Collect all the lines that mention the word "guide".

[Begin THE RECORDS]

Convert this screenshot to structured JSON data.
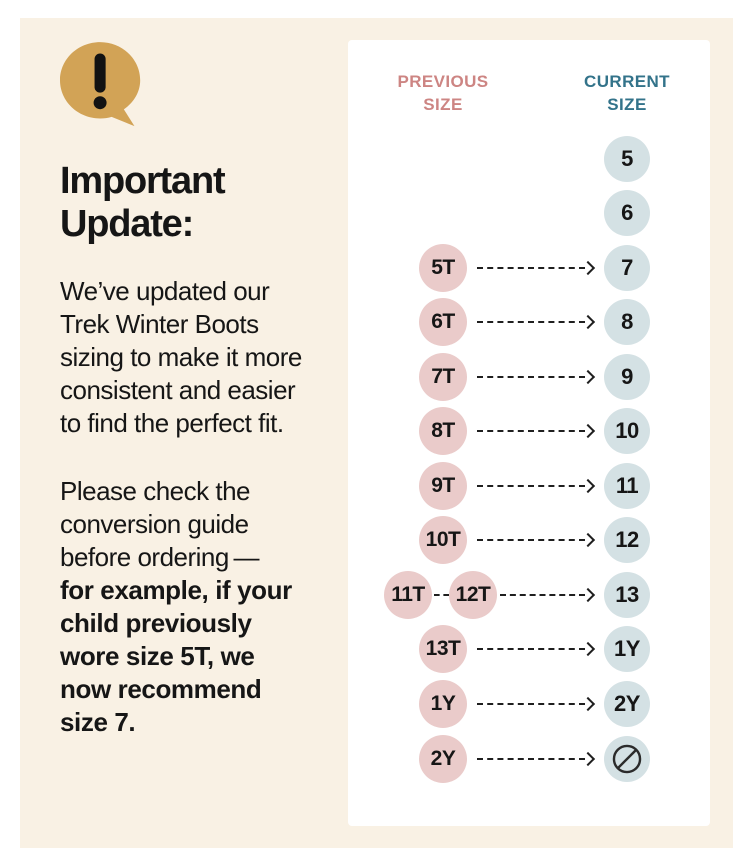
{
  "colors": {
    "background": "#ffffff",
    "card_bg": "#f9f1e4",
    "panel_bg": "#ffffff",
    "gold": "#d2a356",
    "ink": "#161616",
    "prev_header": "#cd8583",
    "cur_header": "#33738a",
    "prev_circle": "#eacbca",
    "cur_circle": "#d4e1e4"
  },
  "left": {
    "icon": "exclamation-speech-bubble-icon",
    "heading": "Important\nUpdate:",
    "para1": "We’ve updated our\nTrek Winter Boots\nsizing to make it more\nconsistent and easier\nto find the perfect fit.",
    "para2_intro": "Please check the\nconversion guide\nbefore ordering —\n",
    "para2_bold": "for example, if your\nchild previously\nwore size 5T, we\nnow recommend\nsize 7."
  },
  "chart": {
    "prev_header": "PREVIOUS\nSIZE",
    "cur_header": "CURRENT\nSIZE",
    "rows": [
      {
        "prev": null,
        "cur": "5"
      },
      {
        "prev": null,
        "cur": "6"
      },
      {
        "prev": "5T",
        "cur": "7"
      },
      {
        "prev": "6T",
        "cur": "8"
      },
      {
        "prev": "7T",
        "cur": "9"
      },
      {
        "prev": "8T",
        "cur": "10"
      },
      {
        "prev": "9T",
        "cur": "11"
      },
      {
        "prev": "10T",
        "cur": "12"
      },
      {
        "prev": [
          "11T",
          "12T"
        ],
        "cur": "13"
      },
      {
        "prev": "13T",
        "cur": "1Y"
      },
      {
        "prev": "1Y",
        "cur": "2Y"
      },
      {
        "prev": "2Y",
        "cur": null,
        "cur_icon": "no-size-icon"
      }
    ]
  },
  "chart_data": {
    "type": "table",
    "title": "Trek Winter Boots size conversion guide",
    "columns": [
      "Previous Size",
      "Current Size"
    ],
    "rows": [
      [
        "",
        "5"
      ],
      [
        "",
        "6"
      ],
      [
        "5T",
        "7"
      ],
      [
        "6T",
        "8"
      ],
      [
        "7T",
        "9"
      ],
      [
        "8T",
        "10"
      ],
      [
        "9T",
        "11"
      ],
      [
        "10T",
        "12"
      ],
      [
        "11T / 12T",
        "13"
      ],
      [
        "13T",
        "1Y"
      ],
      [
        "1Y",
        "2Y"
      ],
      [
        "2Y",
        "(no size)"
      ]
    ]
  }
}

[End THE RECORDS]

### FULL ANSWER
    "para2_intro": "Please check the\nconversion guide\nbefore ordering —\n",
    "title": "Trek Winter Boots size conversion guide",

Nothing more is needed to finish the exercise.